▶ Provided material:
## Begin
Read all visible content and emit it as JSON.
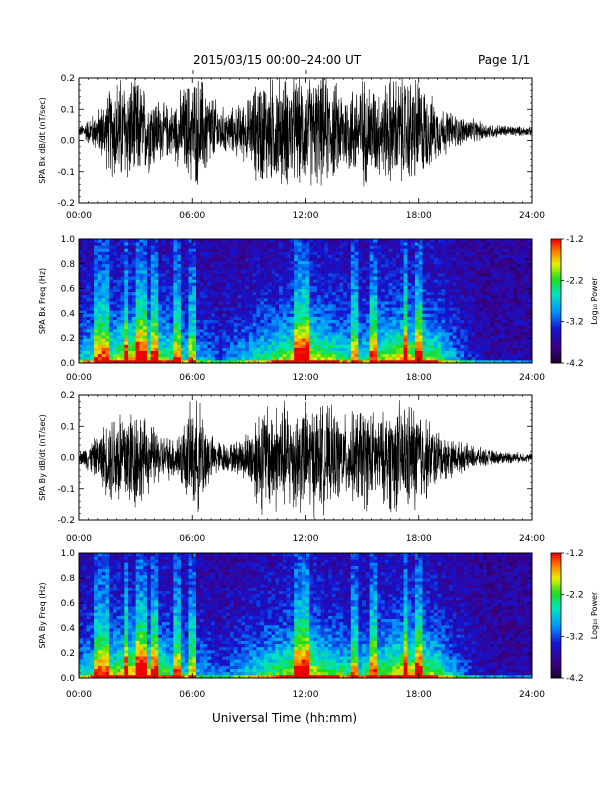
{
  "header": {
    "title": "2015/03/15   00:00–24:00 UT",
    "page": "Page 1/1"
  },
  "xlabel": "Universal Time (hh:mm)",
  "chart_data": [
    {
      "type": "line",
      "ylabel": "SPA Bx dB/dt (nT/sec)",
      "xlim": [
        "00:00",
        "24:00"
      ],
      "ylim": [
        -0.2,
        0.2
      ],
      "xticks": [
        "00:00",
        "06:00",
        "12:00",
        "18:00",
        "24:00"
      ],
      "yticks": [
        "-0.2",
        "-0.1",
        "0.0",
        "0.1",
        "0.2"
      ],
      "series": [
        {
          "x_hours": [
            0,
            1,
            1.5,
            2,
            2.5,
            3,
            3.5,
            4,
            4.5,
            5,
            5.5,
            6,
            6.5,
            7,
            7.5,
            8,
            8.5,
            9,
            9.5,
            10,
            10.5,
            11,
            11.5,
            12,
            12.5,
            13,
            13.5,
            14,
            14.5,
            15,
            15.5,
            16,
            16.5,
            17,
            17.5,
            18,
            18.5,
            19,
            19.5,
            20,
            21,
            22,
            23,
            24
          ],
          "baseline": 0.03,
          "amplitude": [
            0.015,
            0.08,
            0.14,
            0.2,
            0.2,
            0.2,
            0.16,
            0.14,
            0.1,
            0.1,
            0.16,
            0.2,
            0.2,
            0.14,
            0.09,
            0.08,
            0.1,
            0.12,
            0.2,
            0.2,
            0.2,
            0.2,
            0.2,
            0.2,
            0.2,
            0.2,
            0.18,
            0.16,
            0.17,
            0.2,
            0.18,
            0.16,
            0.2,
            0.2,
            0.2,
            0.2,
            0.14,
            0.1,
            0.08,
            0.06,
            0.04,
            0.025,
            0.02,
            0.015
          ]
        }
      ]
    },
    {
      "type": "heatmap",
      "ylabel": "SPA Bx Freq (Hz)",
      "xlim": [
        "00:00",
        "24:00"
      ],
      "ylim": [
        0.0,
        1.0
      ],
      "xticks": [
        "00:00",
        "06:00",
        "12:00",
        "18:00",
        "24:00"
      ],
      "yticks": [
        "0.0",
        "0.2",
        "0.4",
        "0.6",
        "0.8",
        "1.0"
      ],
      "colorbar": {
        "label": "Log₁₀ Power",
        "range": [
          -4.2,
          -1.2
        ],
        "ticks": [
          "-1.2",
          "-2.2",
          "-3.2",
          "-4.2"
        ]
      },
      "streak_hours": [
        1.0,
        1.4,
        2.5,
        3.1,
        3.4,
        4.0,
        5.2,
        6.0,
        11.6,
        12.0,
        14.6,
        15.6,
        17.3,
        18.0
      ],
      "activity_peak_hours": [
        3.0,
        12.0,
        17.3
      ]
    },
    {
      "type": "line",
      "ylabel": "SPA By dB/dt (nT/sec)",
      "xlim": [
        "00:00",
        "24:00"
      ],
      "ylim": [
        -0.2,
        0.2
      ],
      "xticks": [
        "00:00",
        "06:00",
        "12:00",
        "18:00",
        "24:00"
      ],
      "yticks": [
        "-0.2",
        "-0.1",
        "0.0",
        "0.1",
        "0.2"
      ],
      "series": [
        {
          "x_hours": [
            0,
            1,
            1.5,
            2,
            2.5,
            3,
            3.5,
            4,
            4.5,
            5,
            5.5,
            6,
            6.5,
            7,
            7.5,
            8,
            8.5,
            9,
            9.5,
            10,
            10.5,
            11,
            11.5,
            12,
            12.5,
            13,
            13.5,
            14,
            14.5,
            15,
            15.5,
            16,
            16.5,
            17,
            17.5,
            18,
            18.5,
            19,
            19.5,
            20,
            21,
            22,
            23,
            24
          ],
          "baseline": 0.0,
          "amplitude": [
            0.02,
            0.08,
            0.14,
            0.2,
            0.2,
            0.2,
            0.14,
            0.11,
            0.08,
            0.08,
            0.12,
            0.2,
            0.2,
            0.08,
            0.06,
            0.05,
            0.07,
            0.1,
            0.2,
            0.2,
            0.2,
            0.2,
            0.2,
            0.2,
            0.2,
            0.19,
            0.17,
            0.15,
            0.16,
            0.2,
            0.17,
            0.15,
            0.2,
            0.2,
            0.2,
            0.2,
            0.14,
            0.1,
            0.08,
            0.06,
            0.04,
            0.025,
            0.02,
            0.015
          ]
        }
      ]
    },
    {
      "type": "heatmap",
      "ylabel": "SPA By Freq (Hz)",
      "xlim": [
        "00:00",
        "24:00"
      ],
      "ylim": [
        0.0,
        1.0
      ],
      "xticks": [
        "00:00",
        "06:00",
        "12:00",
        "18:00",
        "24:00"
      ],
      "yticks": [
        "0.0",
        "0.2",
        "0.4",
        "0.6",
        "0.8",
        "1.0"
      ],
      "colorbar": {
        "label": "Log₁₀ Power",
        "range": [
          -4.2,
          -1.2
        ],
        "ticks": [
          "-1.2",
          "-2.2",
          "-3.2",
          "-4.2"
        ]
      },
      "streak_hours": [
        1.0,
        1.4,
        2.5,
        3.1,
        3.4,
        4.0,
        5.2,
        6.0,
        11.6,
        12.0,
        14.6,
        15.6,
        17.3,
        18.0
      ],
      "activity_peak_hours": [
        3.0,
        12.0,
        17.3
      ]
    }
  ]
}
## End
▶ Set exercise:
Repeat the records above exactly, leaving out any pictures they contain.

▶ Task output:
Read all visible content and emit it as JSON.
{
  "header": {
    "title": "2015/03/15   00:00–24:00 UT",
    "page": "Page 1/1"
  },
  "xlabel": "Universal Time (hh:mm)",
  "chart_data": [
    {
      "type": "line",
      "ylabel": "SPA Bx dB/dt (nT/sec)",
      "xlim": [
        "00:00",
        "24:00"
      ],
      "ylim": [
        -0.2,
        0.2
      ],
      "xticks": [
        "00:00",
        "06:00",
        "12:00",
        "18:00",
        "24:00"
      ],
      "yticks": [
        "-0.2",
        "-0.1",
        "0.0",
        "0.1",
        "0.2"
      ],
      "series": [
        {
          "x_hours": [
            0,
            1,
            1.5,
            2,
            2.5,
            3,
            3.5,
            4,
            4.5,
            5,
            5.5,
            6,
            6.5,
            7,
            7.5,
            8,
            8.5,
            9,
            9.5,
            10,
            10.5,
            11,
            11.5,
            12,
            12.5,
            13,
            13.5,
            14,
            14.5,
            15,
            15.5,
            16,
            16.5,
            17,
            17.5,
            18,
            18.5,
            19,
            19.5,
            20,
            21,
            22,
            23,
            24
          ],
          "baseline": 0.03,
          "amplitude": [
            0.015,
            0.08,
            0.14,
            0.2,
            0.2,
            0.2,
            0.16,
            0.14,
            0.1,
            0.1,
            0.16,
            0.2,
            0.2,
            0.14,
            0.09,
            0.08,
            0.1,
            0.12,
            0.2,
            0.2,
            0.2,
            0.2,
            0.2,
            0.2,
            0.2,
            0.2,
            0.18,
            0.16,
            0.17,
            0.2,
            0.18,
            0.16,
            0.2,
            0.2,
            0.2,
            0.2,
            0.14,
            0.1,
            0.08,
            0.06,
            0.04,
            0.025,
            0.02,
            0.015
          ]
        }
      ]
    },
    {
      "type": "heatmap",
      "ylabel": "SPA Bx Freq (Hz)",
      "xlim": [
        "00:00",
        "24:00"
      ],
      "ylim": [
        0.0,
        1.0
      ],
      "xticks": [
        "00:00",
        "06:00",
        "12:00",
        "18:00",
        "24:00"
      ],
      "yticks": [
        "0.0",
        "0.2",
        "0.4",
        "0.6",
        "0.8",
        "1.0"
      ],
      "colorbar": {
        "label": "Log₁₀ Power",
        "range": [
          -4.2,
          -1.2
        ],
        "ticks": [
          "-1.2",
          "-2.2",
          "-3.2",
          "-4.2"
        ]
      },
      "streak_hours": [
        1.0,
        1.4,
        2.5,
        3.1,
        3.4,
        4.0,
        5.2,
        6.0,
        11.6,
        12.0,
        14.6,
        15.6,
        17.3,
        18.0
      ],
      "activity_peak_hours": [
        3.0,
        12.0,
        17.3
      ]
    },
    {
      "type": "line",
      "ylabel": "SPA By dB/dt (nT/sec)",
      "xlim": [
        "00:00",
        "24:00"
      ],
      "ylim": [
        -0.2,
        0.2
      ],
      "xticks": [
        "00:00",
        "06:00",
        "12:00",
        "18:00",
        "24:00"
      ],
      "yticks": [
        "-0.2",
        "-0.1",
        "0.0",
        "0.1",
        "0.2"
      ],
      "series": [
        {
          "x_hours": [
            0,
            1,
            1.5,
            2,
            2.5,
            3,
            3.5,
            4,
            4.5,
            5,
            5.5,
            6,
            6.5,
            7,
            7.5,
            8,
            8.5,
            9,
            9.5,
            10,
            10.5,
            11,
            11.5,
            12,
            12.5,
            13,
            13.5,
            14,
            14.5,
            15,
            15.5,
            16,
            16.5,
            17,
            17.5,
            18,
            18.5,
            19,
            19.5,
            20,
            21,
            22,
            23,
            24
          ],
          "baseline": 0.0,
          "amplitude": [
            0.02,
            0.08,
            0.14,
            0.2,
            0.2,
            0.2,
            0.14,
            0.11,
            0.08,
            0.08,
            0.12,
            0.2,
            0.2,
            0.08,
            0.06,
            0.05,
            0.07,
            0.1,
            0.2,
            0.2,
            0.2,
            0.2,
            0.2,
            0.2,
            0.2,
            0.19,
            0.17,
            0.15,
            0.16,
            0.2,
            0.17,
            0.15,
            0.2,
            0.2,
            0.2,
            0.2,
            0.14,
            0.1,
            0.08,
            0.06,
            0.04,
            0.025,
            0.02,
            0.015
          ]
        }
      ]
    },
    {
      "type": "heatmap",
      "ylabel": "SPA By Freq (Hz)",
      "xlim": [
        "00:00",
        "24:00"
      ],
      "ylim": [
        0.0,
        1.0
      ],
      "xticks": [
        "00:00",
        "06:00",
        "12:00",
        "18:00",
        "24:00"
      ],
      "yticks": [
        "0.0",
        "0.2",
        "0.4",
        "0.6",
        "0.8",
        "1.0"
      ],
      "colorbar": {
        "label": "Log₁₀ Power",
        "range": [
          -4.2,
          -1.2
        ],
        "ticks": [
          "-1.2",
          "-2.2",
          "-3.2",
          "-4.2"
        ]
      },
      "streak_hours": [
        1.0,
        1.4,
        2.5,
        3.1,
        3.4,
        4.0,
        5.2,
        6.0,
        11.6,
        12.0,
        14.6,
        15.6,
        17.3,
        18.0
      ],
      "activity_peak_hours": [
        3.0,
        12.0,
        17.3
      ]
    }
  ]
}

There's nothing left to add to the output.